**WHAT IS ASKED**
1. From the right-triangle post, extract the passage starting with "In right triangle" and going on through "of point $F$.".
2. In the right-triangle post, which theorem is named as the planned method for calculating the area of triangle ABF?

**PROVIDED PASSAGE**
════════════════
In right triangle $ABC$, we have $\angle ACB=90^{\circ}$, $AC=2$, and $BC=3$. Medians $AD$ and $BE$ are drawn to sides $BC$ and $AC$, respectively. $AD$ and $BE$ intersect at point $F$. Find the area of $\triangle ABF$.
I aim to use the Shoelace Theorem to calculate the area of $\triangle ABF$, but I'm stuck on determining the coordinates of point $F$.
Could someone assist me in finding the coordinates of point $F$ so that I can proceed with calculating the area of $\triangle ABF$ using the Shoelace Theorem? Or is there another method altogether?
════════════════
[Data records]
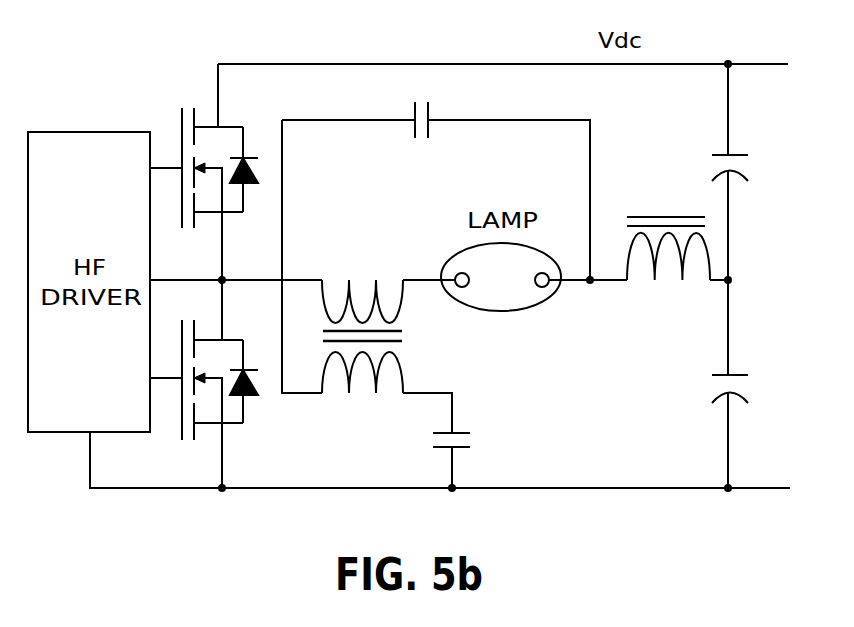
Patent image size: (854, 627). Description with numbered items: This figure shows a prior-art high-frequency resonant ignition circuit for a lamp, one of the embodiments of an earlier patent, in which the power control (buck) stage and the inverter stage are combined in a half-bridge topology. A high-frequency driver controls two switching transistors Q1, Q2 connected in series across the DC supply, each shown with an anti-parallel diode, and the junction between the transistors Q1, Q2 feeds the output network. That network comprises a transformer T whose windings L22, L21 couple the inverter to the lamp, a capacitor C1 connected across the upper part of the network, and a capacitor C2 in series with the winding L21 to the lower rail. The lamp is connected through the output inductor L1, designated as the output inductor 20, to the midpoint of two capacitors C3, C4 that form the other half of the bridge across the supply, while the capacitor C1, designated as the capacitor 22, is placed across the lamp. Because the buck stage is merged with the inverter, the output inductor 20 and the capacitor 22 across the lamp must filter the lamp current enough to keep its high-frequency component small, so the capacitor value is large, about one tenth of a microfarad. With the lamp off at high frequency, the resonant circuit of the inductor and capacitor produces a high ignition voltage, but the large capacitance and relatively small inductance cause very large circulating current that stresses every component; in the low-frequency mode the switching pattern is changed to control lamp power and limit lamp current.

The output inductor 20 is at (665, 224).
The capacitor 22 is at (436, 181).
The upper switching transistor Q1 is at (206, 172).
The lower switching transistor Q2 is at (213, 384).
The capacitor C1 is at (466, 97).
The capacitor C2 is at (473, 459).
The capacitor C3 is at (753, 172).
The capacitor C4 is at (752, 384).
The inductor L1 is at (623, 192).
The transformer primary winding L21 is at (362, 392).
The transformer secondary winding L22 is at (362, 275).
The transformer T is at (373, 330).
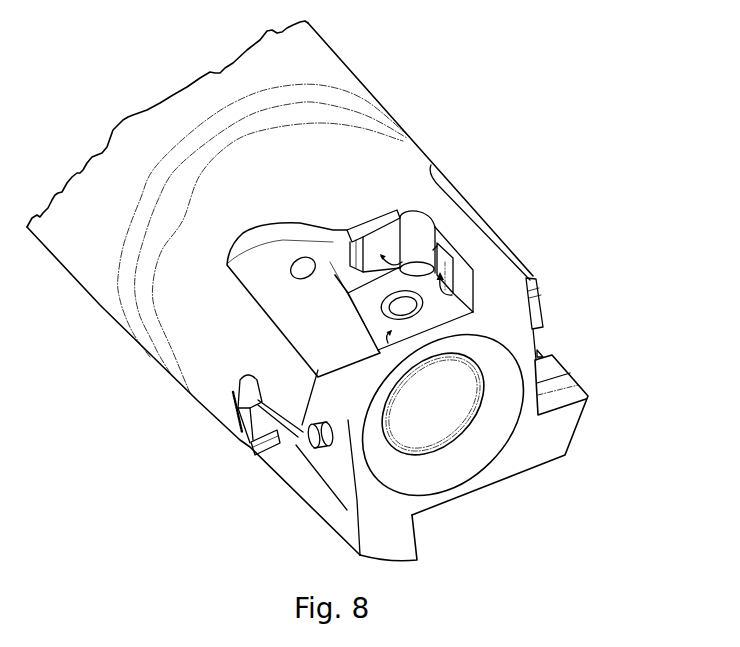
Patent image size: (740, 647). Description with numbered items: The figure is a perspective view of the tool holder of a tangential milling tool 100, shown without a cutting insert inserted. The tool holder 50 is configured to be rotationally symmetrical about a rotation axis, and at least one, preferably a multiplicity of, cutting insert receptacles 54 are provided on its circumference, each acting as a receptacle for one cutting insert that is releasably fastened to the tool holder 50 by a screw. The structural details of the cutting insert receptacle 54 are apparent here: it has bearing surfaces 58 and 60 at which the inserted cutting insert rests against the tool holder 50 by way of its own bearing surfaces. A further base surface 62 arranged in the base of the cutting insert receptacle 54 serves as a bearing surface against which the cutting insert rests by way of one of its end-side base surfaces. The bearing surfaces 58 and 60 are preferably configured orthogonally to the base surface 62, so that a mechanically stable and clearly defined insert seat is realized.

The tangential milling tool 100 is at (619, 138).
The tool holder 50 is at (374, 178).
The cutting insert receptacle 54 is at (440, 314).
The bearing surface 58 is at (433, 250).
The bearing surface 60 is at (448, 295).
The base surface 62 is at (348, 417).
════════════════
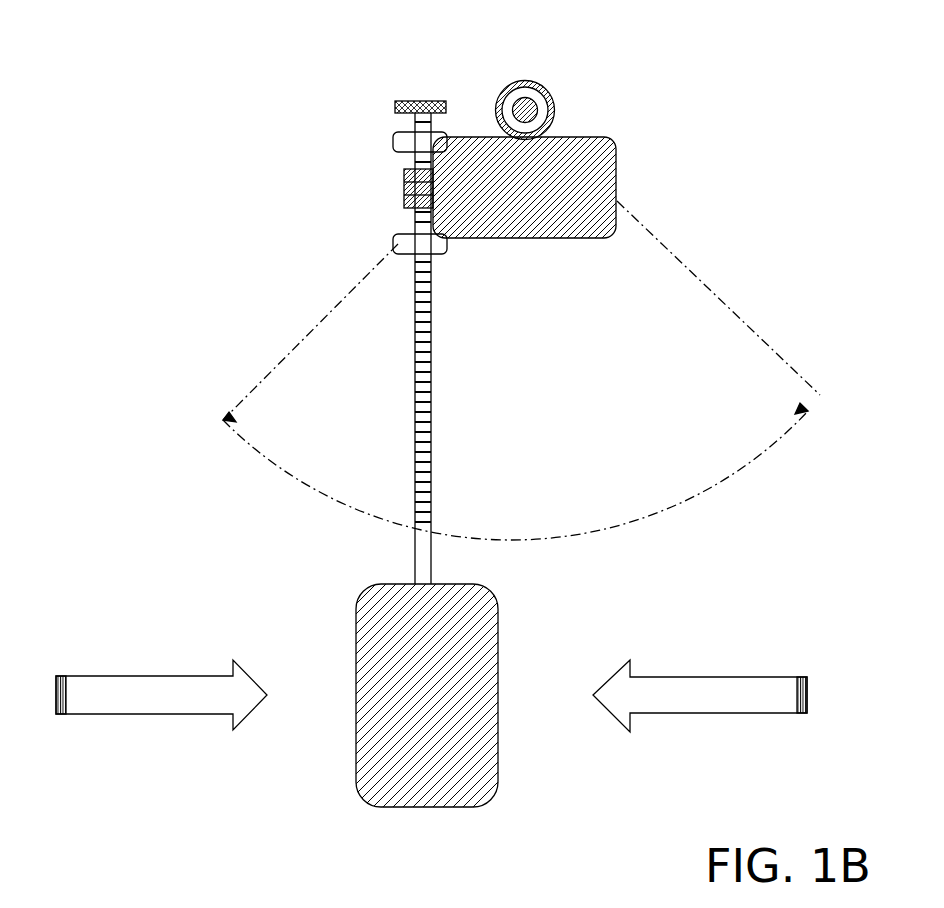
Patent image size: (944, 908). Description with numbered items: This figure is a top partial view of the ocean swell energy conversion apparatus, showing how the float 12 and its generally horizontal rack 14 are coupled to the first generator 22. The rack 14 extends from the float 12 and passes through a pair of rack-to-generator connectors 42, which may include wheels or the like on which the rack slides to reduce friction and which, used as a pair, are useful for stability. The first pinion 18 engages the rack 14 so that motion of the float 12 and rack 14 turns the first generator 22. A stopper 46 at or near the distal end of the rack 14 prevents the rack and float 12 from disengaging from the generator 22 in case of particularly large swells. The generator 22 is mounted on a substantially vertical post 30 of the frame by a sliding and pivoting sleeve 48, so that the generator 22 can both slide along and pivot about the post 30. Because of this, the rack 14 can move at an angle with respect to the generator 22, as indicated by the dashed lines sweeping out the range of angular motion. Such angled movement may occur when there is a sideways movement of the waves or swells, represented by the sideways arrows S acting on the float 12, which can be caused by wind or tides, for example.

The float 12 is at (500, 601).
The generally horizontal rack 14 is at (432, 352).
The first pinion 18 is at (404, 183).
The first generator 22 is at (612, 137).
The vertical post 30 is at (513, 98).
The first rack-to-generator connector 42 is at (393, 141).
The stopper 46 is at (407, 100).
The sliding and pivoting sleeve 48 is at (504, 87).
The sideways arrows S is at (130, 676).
════════════════
**SOLUTION LIST**
1.
In right triangle $ABC$, we have $\angle ACB=90^{\circ}$, $AC=2$, and $BC=3$. Medians $AD$ and $BE$ are drawn to sides $BC$ and $AC$, respectively. $AD$ and $BE$ intersect at point $F$. Find the area of $\triangle ABF$.
I aim to use the Shoelace Theorem to calculate the area of $\triangle ABF$, but I'm stuck on determining the coordinates of point $F$.

2. The Shoelace Theorem.